> _Stored rows_
■ ■ ■ ■ ■

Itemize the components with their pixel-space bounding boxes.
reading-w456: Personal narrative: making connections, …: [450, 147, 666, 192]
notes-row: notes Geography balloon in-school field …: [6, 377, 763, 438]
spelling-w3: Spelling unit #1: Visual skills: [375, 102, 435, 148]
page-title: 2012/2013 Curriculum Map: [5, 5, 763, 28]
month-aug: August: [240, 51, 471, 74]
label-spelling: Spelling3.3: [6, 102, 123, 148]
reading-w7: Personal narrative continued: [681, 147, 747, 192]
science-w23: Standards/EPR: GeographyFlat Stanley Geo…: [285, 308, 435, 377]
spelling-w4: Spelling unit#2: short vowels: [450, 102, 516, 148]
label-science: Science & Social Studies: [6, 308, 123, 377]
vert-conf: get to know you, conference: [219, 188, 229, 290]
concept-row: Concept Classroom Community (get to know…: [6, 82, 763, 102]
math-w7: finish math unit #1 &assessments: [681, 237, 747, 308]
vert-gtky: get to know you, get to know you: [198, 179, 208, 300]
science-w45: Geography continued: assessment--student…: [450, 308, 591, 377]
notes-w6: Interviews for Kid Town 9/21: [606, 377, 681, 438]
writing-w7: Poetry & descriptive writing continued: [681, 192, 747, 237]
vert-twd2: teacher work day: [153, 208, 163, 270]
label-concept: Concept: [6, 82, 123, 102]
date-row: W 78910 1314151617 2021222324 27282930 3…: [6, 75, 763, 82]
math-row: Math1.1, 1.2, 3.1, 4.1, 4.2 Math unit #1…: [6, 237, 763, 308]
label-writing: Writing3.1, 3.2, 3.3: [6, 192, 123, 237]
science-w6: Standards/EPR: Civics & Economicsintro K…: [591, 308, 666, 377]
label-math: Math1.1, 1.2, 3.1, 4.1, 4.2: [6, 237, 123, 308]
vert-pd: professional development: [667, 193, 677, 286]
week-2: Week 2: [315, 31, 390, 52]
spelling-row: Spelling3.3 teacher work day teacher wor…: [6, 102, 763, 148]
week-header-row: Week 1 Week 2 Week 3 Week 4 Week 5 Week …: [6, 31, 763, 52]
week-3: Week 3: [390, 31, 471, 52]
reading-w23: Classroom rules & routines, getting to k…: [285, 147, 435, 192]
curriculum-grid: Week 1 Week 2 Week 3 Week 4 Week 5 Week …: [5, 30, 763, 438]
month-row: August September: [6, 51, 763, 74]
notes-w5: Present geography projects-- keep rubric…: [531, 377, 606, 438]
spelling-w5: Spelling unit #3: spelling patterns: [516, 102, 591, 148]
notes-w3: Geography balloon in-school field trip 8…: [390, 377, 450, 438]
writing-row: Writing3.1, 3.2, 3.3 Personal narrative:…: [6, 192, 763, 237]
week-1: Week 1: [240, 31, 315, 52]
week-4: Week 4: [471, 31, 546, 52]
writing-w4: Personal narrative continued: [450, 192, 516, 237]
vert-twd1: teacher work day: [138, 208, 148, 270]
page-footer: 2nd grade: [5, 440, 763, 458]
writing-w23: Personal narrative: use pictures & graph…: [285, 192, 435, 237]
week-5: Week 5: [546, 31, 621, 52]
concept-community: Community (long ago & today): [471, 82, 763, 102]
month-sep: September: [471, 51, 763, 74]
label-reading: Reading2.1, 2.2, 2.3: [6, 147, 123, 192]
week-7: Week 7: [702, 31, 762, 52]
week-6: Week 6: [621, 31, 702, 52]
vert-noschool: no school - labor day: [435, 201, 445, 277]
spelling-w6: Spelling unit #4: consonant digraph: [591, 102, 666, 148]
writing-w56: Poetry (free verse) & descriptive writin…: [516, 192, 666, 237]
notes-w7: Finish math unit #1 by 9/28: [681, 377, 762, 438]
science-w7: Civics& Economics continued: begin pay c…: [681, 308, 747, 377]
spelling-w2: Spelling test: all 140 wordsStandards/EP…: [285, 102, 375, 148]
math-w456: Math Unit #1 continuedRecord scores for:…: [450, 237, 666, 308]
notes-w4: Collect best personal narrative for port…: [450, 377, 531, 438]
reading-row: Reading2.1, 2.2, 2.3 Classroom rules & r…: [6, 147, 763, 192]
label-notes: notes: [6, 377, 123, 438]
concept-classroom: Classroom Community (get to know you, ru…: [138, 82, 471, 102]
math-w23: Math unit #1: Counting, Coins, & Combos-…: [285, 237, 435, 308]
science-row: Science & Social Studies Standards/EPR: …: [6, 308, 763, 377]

■ ■ ■ ■ ■

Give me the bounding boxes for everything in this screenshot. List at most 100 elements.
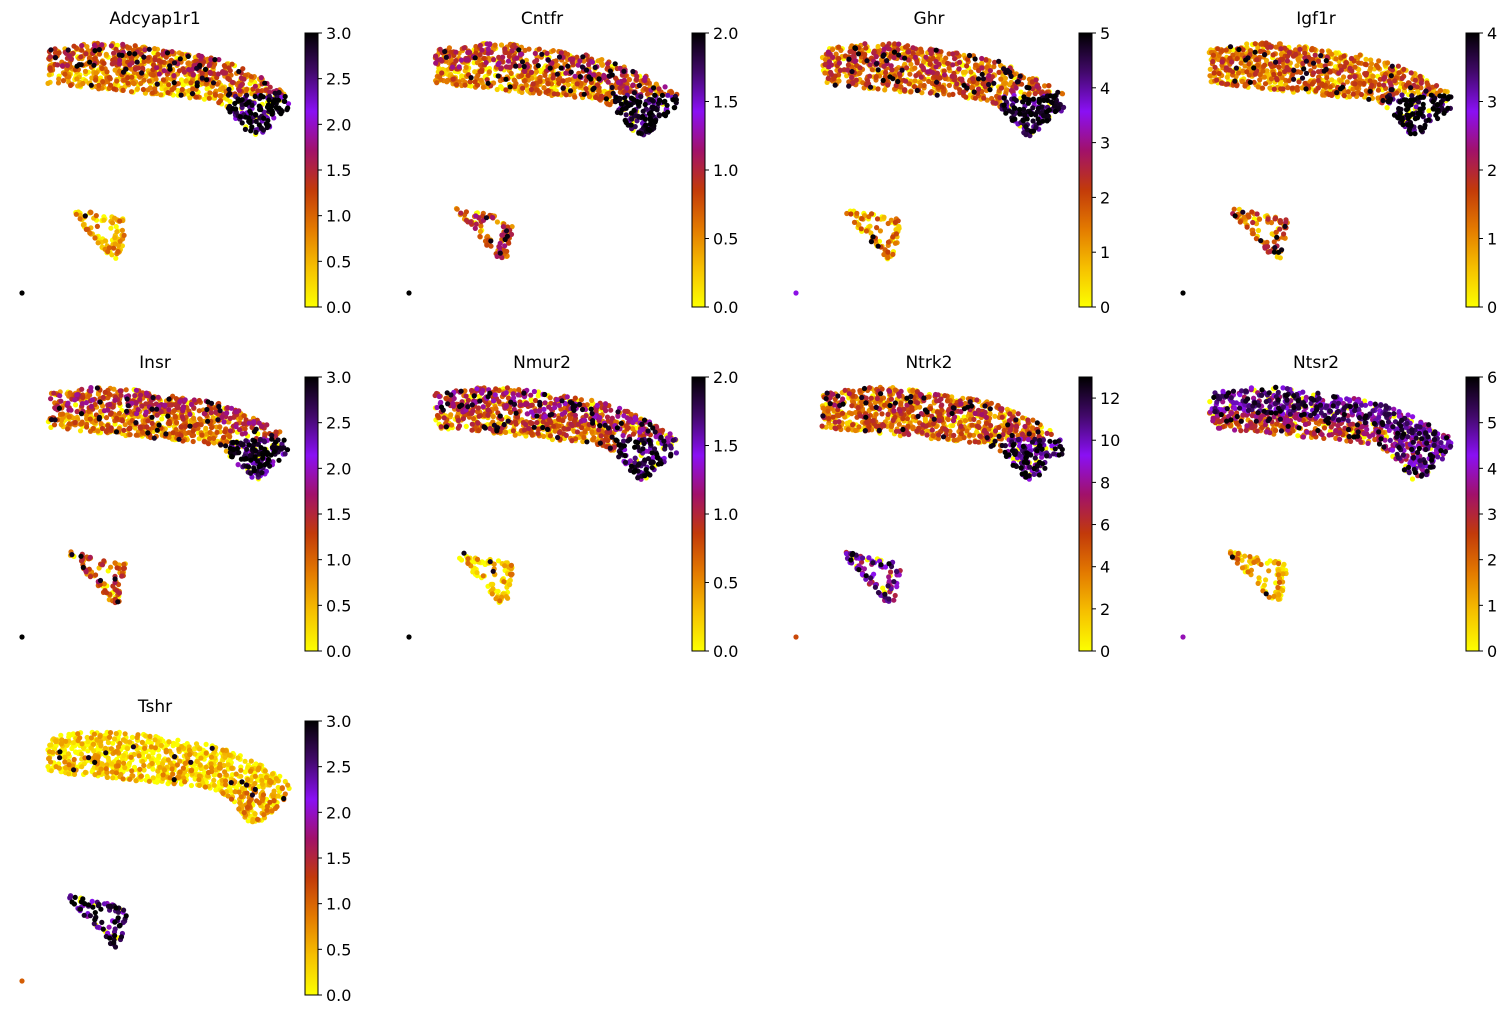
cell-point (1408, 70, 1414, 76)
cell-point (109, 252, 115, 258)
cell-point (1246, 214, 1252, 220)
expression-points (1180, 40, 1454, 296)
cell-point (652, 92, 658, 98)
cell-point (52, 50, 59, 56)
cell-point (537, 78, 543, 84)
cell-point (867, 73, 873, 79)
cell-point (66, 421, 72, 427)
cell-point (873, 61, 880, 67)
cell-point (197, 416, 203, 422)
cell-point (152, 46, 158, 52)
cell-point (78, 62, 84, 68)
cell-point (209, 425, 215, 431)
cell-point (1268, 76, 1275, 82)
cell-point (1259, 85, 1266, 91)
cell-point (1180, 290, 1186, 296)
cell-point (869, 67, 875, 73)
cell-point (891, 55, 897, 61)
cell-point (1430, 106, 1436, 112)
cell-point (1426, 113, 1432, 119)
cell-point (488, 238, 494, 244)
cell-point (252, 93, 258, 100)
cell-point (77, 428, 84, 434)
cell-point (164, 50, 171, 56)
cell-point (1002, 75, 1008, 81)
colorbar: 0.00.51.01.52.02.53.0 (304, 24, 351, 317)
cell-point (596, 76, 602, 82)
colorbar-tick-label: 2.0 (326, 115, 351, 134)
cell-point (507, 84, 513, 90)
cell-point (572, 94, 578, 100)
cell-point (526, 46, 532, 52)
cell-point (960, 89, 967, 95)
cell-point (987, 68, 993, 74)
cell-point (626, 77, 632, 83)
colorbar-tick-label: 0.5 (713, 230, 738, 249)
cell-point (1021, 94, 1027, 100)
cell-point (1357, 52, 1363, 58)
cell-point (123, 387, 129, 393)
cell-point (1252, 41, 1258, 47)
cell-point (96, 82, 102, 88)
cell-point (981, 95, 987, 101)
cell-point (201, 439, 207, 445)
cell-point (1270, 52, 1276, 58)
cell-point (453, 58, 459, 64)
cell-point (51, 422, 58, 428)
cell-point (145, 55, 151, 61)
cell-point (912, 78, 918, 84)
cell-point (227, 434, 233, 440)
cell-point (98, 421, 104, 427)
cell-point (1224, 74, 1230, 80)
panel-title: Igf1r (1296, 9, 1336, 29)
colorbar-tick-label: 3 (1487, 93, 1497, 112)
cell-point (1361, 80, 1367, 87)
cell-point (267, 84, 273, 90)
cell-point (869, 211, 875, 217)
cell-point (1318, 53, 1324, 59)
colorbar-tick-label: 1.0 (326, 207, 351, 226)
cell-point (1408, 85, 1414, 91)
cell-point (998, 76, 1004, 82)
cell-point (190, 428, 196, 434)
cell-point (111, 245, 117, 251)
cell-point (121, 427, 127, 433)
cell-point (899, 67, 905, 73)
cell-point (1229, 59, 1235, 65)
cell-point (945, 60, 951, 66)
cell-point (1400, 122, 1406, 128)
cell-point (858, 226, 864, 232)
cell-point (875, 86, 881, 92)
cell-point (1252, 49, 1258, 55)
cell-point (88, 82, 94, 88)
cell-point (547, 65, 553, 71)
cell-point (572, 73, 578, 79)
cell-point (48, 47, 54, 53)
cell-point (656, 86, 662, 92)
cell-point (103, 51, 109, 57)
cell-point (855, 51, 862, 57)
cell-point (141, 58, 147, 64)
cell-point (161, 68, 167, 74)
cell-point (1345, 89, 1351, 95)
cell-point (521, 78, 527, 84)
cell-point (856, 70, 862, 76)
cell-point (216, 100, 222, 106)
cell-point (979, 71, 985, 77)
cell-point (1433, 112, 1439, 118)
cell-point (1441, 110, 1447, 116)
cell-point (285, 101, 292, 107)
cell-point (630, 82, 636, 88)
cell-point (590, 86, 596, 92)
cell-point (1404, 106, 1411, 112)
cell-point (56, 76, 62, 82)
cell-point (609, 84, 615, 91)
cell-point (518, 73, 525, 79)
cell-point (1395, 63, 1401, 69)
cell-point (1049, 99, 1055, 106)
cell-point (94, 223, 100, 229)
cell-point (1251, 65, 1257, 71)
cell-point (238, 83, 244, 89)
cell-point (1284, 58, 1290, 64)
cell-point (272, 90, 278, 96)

■ ■ ■ ■ ■

> _Exercise directions_
Write out the data from the line with "cell-point (1408, 70, 1414, 76)" to the line with "colorbar-tick-label: 0.5 (713, 230, 738, 249)", including both of those lines, with every character unchanged.

> _Written answer_
cell-point (1408, 70, 1414, 76)
cell-point (109, 252, 115, 258)
cell-point (1246, 214, 1252, 220)
expression-points (1180, 40, 1454, 296)
cell-point (652, 92, 658, 98)
cell-point (52, 50, 59, 56)
cell-point (537, 78, 543, 84)
cell-point (867, 73, 873, 79)
cell-point (66, 421, 72, 427)
cell-point (873, 61, 880, 67)
cell-point (197, 416, 203, 422)
cell-point (152, 46, 158, 52)
cell-point (78, 62, 84, 68)
cell-point (209, 425, 215, 431)
cell-point (1268, 76, 1275, 82)
cell-point (1259, 85, 1266, 91)
cell-point (1180, 290, 1186, 296)
cell-point (869, 67, 875, 73)
cell-point (891, 55, 897, 61)
cell-point (1430, 106, 1436, 112)
cell-point (1426, 113, 1432, 119)
cell-point (488, 238, 494, 244)
cell-point (252, 93, 258, 100)
cell-point (77, 428, 84, 434)
cell-point (164, 50, 171, 56)
cell-point (1002, 75, 1008, 81)
colorbar: 0.00.51.01.52.02.53.0 (304, 24, 351, 317)
cell-point (596, 76, 602, 82)
colorbar-tick-label: 2.0 (326, 115, 351, 134)
cell-point (507, 84, 513, 90)
cell-point (572, 94, 578, 100)
cell-point (526, 46, 532, 52)
cell-point (960, 89, 967, 95)
cell-point (987, 68, 993, 74)
cell-point (626, 77, 632, 83)
colorbar-tick-label: 0.5 (713, 230, 738, 249)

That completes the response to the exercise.